WHAT YOU HAVE TO DO
Find the string "超品相师" in the records. Copy every line it appears in.

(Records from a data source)
• • •

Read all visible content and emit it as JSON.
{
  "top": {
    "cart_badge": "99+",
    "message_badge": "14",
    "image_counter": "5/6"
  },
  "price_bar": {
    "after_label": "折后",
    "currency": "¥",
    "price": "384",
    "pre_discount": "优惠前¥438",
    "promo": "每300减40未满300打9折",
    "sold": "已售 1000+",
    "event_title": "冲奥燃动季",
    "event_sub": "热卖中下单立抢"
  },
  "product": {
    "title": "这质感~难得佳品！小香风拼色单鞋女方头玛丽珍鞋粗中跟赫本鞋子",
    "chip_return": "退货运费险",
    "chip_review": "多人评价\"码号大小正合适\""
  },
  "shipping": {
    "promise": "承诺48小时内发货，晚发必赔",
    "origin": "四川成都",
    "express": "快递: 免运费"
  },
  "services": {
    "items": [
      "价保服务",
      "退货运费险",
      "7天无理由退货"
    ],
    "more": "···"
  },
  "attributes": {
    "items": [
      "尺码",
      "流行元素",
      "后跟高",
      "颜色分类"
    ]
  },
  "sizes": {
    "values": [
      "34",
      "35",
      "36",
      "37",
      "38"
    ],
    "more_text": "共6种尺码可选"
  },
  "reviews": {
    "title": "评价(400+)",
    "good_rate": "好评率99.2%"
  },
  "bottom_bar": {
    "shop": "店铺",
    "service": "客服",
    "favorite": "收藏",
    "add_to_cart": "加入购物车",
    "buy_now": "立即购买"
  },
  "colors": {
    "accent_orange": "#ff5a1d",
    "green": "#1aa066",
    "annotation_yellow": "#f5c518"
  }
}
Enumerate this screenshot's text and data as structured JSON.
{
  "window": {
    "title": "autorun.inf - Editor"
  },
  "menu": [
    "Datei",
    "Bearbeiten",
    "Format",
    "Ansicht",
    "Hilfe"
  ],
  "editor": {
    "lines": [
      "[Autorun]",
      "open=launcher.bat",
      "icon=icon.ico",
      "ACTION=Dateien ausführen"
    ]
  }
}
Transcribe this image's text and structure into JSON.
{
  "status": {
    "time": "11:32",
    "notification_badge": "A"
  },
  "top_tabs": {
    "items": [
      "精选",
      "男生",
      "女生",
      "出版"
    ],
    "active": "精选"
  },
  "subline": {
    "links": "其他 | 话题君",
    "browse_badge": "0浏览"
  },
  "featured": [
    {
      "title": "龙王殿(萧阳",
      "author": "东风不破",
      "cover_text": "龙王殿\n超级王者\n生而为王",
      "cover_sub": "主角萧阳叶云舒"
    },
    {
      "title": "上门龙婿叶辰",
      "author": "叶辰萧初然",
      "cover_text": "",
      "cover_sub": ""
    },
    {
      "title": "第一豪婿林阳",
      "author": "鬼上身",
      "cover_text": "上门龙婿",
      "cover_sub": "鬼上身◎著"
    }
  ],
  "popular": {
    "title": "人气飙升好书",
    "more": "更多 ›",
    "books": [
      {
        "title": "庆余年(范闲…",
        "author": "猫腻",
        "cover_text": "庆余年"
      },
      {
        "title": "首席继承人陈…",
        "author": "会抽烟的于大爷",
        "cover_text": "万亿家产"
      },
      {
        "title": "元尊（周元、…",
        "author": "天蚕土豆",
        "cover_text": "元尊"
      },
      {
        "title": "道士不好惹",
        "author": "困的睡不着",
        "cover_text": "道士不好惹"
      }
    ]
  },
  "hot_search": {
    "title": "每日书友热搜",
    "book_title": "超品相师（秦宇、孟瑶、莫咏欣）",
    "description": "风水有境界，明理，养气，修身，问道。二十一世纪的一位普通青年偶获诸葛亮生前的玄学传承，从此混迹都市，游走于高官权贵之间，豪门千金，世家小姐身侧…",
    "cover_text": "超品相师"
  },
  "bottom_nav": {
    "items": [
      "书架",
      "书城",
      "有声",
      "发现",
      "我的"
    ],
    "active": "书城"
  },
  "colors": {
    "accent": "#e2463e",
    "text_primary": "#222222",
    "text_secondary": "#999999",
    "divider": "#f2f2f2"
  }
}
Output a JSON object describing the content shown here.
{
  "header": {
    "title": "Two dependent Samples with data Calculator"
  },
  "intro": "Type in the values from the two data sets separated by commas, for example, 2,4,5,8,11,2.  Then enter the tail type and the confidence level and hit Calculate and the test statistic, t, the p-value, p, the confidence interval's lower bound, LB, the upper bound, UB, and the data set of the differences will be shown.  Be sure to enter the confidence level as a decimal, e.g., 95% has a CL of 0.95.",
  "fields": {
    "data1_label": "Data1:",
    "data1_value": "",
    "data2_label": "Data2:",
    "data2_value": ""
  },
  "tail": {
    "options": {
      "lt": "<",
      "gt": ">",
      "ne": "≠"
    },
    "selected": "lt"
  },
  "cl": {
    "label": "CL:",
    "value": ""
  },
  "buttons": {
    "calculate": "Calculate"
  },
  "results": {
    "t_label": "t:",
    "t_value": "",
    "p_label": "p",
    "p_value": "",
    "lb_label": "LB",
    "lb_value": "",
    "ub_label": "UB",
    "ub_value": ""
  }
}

• • •

TASK OUTPUT
    "book_title": "超品相师（秦宇、孟瑶、莫咏欣）",
    "cover_text": "超品相师"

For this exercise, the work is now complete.